Set task:
In full and without deviation, write out the entries that follow.

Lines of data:
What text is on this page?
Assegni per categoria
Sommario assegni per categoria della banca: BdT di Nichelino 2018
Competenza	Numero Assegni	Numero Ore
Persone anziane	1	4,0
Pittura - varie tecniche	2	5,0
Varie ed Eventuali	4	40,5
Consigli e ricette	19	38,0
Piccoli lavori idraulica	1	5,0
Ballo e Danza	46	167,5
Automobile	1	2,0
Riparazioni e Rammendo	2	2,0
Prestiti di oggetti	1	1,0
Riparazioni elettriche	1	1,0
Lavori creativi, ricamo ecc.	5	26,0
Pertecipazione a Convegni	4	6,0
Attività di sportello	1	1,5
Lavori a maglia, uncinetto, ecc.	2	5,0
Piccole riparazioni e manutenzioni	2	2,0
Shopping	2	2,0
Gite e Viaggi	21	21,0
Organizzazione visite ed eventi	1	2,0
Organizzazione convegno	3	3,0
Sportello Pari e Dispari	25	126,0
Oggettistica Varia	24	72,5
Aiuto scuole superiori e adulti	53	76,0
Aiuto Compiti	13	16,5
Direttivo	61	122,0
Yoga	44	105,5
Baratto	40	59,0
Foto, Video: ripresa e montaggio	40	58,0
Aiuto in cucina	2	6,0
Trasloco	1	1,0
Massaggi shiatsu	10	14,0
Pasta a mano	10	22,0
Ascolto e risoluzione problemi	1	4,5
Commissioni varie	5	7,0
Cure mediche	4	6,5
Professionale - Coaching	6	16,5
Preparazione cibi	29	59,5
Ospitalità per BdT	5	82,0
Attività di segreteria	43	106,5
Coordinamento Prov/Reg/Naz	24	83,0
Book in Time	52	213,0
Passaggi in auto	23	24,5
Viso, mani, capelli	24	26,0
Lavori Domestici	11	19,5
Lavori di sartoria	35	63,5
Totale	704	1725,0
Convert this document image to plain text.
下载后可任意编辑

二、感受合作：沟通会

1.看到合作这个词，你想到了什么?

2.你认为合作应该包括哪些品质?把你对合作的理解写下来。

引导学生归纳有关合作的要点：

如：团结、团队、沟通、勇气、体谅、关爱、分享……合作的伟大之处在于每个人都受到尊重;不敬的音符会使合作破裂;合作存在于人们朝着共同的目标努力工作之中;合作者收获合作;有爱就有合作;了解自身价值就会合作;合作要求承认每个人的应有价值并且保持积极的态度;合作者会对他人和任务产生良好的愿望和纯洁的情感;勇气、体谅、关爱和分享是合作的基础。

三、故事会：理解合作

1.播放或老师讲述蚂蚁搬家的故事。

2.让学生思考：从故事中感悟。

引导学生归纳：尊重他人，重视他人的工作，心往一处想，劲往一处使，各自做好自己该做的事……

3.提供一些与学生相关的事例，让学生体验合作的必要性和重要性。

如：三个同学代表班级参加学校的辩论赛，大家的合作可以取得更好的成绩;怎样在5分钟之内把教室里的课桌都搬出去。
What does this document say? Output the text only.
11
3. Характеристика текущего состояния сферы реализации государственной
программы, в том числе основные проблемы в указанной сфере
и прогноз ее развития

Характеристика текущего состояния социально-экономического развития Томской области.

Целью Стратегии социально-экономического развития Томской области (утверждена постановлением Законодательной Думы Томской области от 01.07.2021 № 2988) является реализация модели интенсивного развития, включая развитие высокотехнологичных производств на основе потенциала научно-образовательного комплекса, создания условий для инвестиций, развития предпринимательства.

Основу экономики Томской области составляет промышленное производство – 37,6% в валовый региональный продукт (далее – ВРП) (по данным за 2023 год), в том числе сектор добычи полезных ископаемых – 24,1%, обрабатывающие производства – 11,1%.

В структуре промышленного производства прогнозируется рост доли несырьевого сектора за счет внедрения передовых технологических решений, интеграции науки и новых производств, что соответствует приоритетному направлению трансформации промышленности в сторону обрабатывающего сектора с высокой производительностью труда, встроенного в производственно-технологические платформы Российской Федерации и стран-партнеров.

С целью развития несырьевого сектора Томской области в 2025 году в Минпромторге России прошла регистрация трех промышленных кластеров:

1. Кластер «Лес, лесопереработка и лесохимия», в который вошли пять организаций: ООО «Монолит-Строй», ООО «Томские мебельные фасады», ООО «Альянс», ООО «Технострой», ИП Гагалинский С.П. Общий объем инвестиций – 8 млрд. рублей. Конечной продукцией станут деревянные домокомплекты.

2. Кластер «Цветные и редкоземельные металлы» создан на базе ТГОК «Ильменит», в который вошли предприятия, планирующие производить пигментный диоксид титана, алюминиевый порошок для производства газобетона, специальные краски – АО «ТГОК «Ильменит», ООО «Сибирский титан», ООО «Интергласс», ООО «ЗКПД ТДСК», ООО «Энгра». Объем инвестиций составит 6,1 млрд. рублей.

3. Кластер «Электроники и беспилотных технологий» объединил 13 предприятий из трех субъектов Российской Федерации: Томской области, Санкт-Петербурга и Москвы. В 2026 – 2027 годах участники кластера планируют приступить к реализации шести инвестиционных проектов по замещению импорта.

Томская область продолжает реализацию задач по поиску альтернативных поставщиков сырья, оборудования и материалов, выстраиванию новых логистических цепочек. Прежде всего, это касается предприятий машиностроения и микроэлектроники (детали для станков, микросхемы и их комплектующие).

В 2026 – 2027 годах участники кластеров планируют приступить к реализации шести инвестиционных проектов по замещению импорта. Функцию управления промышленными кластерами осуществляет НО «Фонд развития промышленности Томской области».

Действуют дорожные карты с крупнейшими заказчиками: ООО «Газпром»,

In response:
What text is on this page?
Assegni per categoria
Sommario assegni per categoria della banca: BdT di Nichelino 2018
Competenza	Numero Assegni	Numero Ore
Persone anziane	1	4,0
Pittura - varie tecniche	2	5,0
Varie ed Eventuali	4	40,5
Consigli e ricette	19	38,0
Piccoli lavori idraulica	1	5,0
Ballo e Danza	46	167,5
Automobile	1	2,0
Riparazioni e Rammendo	2	2,0
Prestiti di oggetti	1	1,0
Riparazioni elettriche	1	1,0
Lavori creativi, ricamo ecc.	5	26,0
Pertecipazione a Convegni	4	6,0
Attività di sportello	1	1,5
Lavori a maglia, uncinetto, ecc.	2	5,0
Piccole riparazioni e manutenzioni	2	2,0
Shopping	2	2,0
Gite e Viaggi	21	21,0
Organizzazione visite ed eventi	1	2,0
Organizzazione convegno	3	3,0
Sportello Pari e Dispari	25	126,0
Oggettistica Varia	24	72,5
Aiuto scuole superiori e adulti	53	76,0
Aiuto Compiti	13	16,5
Direttivo	61	122,0
Yoga	44	105,5
Baratto	40	59,0
Foto, Video: ripresa e montaggio	40	58,0
Aiuto in cucina	2	6,0
Trasloco	1	1,0
Massaggi shiatsu	10	14,0
Pasta a mano	10	22,0
Ascolto e risoluzione problemi	1	4,5
Commissioni varie	5	7,0
Cure mediche	4	6,5
Professionale - Coaching	6	16,5
Preparazione cibi	29	59,5
Ospitalità per BdT	5	82,0
Attività di segreteria	43	106,5
Coordinamento Prov/Reg/Naz	24	83,0
Book in Time	52	213,0
Passaggi in auto	23	24,5
Viso, mani, capelli	24	26,0
Lavori Domestici	11	19,5
Lavori di sartoria	35	63,5
Totale	704	1725,0
Convert this document image to plain text.
下载后可任意编辑

二、感受合作：沟通会

1.看到合作这个词，你想到了什么?

2.你认为合作应该包括哪些品质?把你对合作的理解写下来。

引导学生归纳有关合作的要点：

如：团结、团队、沟通、勇气、体谅、关爱、分享……合作的伟大之处在于每个人都受到尊重;不敬的音符会使合作破裂;合作存在于人们朝着共同的目标努力工作之中;合作者收获合作;有爱就有合作;了解自身价值就会合作;合作要求承认每个人的应有价值并且保持积极的态度;合作者会对他人和任务产生良好的愿望和纯洁的情感;勇气、体谅、关爱和分享是合作的基础。

三、故事会：理解合作

1.播放或老师讲述蚂蚁搬家的故事。

2.让学生思考：从故事中感悟。

引导学生归纳：尊重他人，重视他人的工作，心往一处想，劲往一处使，各自做好自己该做的事……

3.提供一些与学生相关的事例，让学生体验合作的必要性和重要性。

如：三个同学代表班级参加学校的辩论赛，大家的合作可以取得更好的成绩;怎样在5分钟之内把教室里的课桌都搬出去。
What does this document say? Output the text only.
11
3. Характеристика текущего состояния сферы реализации государственной
программы, в том числе основные проблемы в указанной сфере
и прогноз ее развития

Характеристика текущего состояния социально-экономического развития Томской области.

Целью Стратегии социально-экономического развития Томской области (утверждена постановлением Законодательной Думы Томской области от 01.07.2021 № 2988) является реализация модели интенсивного развития, включая развитие высокотехнологичных производств на основе потенциала научно-образовательного комплекса, создания условий для инвестиций, развития предпринимательства.

Основу экономики Томской области составляет промышленное производство – 37,6% в валовый региональный продукт (далее – ВРП) (по данным за 2023 год), в том числе сектор добычи полезных ископаемых – 24,1%, обрабатывающие производства – 11,1%.

В структуре промышленного производства прогнозируется рост доли несырьевого сектора за счет внедрения передовых технологических решений, интеграции науки и новых производств, что соответствует приоритетному направлению трансформации промышленности в сторону обрабатывающего сектора с высокой производительностью труда, встроенного в производственно-технологические платформы Российской Федерации и стран-партнеров.

С целью развития несырьевого сектора Томской области в 2025 году в Минпромторге России прошла регистрация трех промышленных кластеров:

1. Кластер «Лес, лесопереработка и лесохимия», в который вошли пять организаций: ООО «Монолит-Строй», ООО «Томские мебельные фасады», ООО «Альянс», ООО «Технострой», ИП Гагалинский С.П. Общий объем инвестиций – 8 млрд. рублей. Конечной продукцией станут деревянные домокомплекты.

2. Кластер «Цветные и редкоземельные металлы» создан на базе ТГОК «Ильменит», в который вошли предприятия, планирующие производить пигментный диоксид титана, алюминиевый порошок для производства газобетона, специальные краски – АО «ТГОК «Ильменит», ООО «Сибирский титан», ООО «Интергласс», ООО «ЗКПД ТДСК», ООО «Энгра». Объем инвестиций составит 6,1 млрд. рублей.

3. Кластер «Электроники и беспилотных технологий» объединил 13 предприятий из трех субъектов Российской Федерации: Томской области, Санкт-Петербурга и Москвы. В 2026 – 2027 годах участники кластера планируют приступить к реализации шести инвестиционных проектов по замещению импорта.

Томская область продолжает реализацию задач по поиску альтернативных поставщиков сырья, оборудования и материалов, выстраиванию новых логистических цепочек. Прежде всего, это касается предприятий машиностроения и микроэлектроники (детали для станков, микросхемы и их комплектующие).

В 2026 – 2027 годах участники кластеров планируют приступить к реализации шести инвестиционных проектов по замещению импорта. Функцию управления промышленными кластерами осуществляет НО «Фонд развития промышленности Томской области».

Действуют дорожные карты с крупнейшими заказчиками: ООО «Газпром»,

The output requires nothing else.